[start DATA PROVIDED]

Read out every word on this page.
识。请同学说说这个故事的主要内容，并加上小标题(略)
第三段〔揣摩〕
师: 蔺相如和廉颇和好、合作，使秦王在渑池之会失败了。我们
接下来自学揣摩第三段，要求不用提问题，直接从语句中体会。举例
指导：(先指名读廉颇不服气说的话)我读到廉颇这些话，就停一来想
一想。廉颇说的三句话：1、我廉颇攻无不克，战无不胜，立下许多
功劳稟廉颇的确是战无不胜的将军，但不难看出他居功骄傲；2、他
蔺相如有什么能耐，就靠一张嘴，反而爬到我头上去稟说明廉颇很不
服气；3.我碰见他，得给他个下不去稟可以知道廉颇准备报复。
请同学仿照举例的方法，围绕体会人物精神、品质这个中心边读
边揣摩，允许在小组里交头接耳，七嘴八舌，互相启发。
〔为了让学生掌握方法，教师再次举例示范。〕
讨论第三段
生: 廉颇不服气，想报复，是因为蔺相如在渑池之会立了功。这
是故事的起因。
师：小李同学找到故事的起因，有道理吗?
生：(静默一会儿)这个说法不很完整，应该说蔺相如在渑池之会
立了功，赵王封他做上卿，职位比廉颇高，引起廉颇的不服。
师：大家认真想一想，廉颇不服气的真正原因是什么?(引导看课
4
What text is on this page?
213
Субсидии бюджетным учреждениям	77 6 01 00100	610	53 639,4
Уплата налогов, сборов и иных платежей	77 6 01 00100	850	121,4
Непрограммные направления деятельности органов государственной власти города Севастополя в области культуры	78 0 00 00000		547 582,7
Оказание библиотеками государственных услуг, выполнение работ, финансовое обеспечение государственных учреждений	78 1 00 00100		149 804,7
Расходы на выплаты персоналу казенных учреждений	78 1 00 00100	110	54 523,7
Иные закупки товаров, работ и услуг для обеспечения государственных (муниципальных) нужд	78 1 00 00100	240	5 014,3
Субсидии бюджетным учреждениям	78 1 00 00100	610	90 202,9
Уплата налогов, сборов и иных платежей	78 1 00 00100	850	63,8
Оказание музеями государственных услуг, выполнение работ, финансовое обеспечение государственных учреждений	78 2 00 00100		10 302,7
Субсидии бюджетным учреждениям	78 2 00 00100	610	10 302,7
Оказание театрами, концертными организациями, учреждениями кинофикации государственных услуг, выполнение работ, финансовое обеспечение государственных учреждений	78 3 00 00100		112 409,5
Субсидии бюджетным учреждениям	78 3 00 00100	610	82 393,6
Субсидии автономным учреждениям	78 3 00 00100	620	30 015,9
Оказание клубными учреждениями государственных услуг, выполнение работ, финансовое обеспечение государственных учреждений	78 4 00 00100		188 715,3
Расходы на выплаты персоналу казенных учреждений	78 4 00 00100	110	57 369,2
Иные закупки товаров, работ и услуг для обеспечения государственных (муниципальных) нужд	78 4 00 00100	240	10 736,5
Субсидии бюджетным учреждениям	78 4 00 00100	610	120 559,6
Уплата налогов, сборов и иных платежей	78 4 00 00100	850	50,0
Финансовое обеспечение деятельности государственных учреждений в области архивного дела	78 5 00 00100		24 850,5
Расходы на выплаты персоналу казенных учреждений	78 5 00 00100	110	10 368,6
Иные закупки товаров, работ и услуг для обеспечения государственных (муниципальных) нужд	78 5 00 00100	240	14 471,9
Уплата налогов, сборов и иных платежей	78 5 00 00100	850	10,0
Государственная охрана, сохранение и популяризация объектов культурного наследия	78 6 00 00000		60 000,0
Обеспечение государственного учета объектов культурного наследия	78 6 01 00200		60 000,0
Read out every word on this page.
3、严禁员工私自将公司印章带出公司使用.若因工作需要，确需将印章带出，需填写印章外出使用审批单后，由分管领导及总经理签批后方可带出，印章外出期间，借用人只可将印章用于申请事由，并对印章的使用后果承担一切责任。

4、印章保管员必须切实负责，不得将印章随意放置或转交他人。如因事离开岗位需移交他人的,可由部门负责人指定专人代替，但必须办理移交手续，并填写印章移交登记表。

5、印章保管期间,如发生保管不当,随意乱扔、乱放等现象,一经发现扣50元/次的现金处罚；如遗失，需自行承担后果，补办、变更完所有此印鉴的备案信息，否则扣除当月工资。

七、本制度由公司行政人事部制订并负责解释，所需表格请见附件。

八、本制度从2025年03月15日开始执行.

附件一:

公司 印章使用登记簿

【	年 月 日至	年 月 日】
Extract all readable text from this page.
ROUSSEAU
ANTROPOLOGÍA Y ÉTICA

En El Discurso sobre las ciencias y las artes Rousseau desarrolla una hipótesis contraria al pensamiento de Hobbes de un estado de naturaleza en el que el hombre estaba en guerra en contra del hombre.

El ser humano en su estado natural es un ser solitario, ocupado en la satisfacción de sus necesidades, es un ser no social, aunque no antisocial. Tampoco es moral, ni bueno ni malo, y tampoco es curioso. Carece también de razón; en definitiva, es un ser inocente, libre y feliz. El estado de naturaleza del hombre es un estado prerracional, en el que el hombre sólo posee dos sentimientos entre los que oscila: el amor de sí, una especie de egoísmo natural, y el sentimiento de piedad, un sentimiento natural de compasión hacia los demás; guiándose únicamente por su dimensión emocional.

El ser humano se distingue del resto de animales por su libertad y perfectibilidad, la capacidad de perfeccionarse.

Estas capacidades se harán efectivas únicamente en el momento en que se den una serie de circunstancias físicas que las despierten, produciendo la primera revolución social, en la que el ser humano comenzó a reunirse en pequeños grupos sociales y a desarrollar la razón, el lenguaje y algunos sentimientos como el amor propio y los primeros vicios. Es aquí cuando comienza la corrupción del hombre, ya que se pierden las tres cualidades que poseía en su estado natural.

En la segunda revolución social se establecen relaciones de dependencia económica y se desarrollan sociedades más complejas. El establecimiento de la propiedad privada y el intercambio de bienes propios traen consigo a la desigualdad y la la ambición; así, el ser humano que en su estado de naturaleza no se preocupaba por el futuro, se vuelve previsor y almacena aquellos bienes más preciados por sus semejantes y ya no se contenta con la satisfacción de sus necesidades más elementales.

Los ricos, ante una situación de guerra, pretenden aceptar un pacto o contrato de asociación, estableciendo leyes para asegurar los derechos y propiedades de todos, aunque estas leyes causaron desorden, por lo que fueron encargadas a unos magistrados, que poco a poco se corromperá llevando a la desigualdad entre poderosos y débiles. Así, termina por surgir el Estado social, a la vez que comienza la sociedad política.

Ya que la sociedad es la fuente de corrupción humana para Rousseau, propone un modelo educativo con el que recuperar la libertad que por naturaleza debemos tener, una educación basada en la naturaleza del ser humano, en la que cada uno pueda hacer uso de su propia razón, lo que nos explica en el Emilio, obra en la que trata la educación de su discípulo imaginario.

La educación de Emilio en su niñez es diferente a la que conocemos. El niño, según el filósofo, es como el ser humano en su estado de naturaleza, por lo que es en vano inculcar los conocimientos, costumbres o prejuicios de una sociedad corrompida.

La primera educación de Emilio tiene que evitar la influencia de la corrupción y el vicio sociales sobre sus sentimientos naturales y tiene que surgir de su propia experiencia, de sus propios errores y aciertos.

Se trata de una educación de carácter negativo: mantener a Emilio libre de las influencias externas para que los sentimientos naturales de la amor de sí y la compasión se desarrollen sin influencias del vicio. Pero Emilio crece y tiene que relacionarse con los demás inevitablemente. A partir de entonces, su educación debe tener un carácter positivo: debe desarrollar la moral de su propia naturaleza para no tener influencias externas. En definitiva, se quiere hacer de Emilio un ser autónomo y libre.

[end DATA PROVIDED]

- EXERCISE DESCRIPTION:
Count each line where the string "налогов" occurs, and write only the number.

- OUTPUT FOR THIS EXERCISE:
4